SET EXERCISE » Give the total number of lines with the word "content" in them, and no other words.
BEGIN
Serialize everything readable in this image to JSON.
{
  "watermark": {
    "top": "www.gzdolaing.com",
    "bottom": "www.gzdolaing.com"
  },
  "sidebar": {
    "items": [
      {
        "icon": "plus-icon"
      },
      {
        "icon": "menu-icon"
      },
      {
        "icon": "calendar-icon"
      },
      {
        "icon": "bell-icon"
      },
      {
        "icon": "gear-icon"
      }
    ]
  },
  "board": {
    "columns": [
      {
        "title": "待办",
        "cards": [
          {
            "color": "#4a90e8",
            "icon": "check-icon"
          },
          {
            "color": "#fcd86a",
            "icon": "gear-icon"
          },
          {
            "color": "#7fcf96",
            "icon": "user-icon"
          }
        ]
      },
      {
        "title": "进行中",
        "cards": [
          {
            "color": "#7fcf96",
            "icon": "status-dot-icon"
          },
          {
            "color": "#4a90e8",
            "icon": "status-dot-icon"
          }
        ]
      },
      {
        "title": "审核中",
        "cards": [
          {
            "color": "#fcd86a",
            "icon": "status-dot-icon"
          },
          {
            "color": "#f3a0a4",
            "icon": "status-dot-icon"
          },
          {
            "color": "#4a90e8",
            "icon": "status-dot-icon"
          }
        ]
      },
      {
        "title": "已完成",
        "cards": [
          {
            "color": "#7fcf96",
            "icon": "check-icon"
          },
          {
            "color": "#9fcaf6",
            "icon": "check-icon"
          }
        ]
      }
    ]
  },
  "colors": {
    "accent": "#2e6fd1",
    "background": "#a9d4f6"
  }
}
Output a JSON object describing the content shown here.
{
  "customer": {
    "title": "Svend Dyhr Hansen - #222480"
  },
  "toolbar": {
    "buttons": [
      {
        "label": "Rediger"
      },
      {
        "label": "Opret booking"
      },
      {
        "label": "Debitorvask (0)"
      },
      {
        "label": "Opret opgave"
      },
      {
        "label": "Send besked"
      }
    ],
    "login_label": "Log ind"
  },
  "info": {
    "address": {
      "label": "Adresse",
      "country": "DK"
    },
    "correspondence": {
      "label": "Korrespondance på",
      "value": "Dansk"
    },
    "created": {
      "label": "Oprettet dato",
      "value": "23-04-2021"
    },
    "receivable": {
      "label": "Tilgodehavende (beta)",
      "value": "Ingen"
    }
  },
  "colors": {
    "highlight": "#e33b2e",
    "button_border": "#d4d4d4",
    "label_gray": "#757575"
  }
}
END
BEGIN
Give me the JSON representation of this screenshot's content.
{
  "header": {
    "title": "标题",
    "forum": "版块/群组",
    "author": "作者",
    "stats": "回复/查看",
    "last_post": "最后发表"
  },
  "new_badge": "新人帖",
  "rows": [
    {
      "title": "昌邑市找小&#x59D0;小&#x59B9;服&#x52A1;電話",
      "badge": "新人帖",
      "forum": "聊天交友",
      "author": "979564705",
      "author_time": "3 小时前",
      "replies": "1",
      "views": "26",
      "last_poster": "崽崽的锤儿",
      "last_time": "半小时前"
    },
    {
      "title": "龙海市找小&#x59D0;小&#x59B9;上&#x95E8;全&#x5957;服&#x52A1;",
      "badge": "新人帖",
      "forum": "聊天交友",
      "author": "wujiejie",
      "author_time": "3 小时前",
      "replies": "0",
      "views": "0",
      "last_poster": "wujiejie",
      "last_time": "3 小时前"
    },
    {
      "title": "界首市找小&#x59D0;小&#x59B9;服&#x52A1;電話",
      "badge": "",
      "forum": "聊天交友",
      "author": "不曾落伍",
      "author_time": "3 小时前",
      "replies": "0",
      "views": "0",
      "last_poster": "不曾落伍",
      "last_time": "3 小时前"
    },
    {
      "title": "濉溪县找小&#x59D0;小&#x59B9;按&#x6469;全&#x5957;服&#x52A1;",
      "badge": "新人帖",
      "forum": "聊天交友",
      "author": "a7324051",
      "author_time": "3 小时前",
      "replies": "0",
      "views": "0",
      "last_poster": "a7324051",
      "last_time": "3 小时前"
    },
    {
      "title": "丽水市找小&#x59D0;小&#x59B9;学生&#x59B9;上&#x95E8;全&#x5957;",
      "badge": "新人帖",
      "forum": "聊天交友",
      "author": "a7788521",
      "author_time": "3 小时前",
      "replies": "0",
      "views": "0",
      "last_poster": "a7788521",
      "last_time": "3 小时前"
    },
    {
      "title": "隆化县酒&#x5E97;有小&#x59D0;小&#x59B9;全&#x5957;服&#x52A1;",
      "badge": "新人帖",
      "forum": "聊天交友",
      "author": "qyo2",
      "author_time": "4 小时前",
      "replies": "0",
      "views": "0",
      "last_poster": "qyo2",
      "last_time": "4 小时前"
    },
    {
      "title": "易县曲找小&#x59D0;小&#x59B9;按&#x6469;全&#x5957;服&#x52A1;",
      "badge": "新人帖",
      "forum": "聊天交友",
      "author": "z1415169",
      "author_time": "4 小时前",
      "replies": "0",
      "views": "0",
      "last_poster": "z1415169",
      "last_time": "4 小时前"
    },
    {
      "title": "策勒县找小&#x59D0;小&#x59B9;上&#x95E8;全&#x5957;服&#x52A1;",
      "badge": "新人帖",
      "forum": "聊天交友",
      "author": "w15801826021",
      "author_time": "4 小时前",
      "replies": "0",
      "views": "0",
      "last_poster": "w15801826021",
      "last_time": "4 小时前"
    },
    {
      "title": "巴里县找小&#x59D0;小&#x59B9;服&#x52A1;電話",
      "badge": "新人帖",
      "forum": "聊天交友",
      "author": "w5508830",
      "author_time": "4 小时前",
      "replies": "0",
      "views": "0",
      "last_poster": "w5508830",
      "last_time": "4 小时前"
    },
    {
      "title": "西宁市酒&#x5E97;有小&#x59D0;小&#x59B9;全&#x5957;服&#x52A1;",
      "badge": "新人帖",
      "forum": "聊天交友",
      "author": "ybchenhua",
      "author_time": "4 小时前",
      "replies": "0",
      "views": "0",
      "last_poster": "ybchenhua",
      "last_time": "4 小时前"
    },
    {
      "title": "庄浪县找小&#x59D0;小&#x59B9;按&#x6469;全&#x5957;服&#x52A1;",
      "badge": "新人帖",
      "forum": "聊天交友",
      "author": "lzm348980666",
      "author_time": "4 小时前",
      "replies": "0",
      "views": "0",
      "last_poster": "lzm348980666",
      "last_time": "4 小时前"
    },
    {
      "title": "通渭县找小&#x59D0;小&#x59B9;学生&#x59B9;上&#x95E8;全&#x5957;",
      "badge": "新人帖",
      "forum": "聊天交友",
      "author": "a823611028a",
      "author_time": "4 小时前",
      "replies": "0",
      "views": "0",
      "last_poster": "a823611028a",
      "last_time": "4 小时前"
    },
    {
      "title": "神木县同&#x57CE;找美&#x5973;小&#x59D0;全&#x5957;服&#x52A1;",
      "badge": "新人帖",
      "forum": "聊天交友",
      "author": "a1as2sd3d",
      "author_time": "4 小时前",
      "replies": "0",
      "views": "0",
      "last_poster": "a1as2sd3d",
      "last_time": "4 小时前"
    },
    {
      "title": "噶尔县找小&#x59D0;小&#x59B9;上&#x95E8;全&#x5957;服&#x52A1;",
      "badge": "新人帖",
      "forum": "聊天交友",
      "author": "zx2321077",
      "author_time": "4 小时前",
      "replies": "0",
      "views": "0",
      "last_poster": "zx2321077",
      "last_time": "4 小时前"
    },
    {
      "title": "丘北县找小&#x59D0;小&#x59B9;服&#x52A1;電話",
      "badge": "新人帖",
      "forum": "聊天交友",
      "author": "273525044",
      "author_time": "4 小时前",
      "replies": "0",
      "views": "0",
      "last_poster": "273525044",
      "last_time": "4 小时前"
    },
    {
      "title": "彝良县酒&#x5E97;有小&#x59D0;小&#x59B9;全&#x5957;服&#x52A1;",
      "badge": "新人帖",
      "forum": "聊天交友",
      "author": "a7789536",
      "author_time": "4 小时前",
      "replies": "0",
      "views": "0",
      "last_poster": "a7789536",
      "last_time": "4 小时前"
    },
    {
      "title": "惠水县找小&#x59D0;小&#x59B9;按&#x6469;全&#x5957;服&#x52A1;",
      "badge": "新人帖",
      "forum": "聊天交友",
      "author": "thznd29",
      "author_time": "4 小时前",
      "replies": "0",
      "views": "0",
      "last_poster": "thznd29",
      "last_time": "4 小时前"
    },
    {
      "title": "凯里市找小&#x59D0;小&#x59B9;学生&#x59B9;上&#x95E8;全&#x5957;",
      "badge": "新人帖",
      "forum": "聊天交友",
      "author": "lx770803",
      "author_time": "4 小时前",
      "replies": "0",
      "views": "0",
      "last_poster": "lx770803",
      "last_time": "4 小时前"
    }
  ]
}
END
ANSWER TO THIS PROBLEM » 2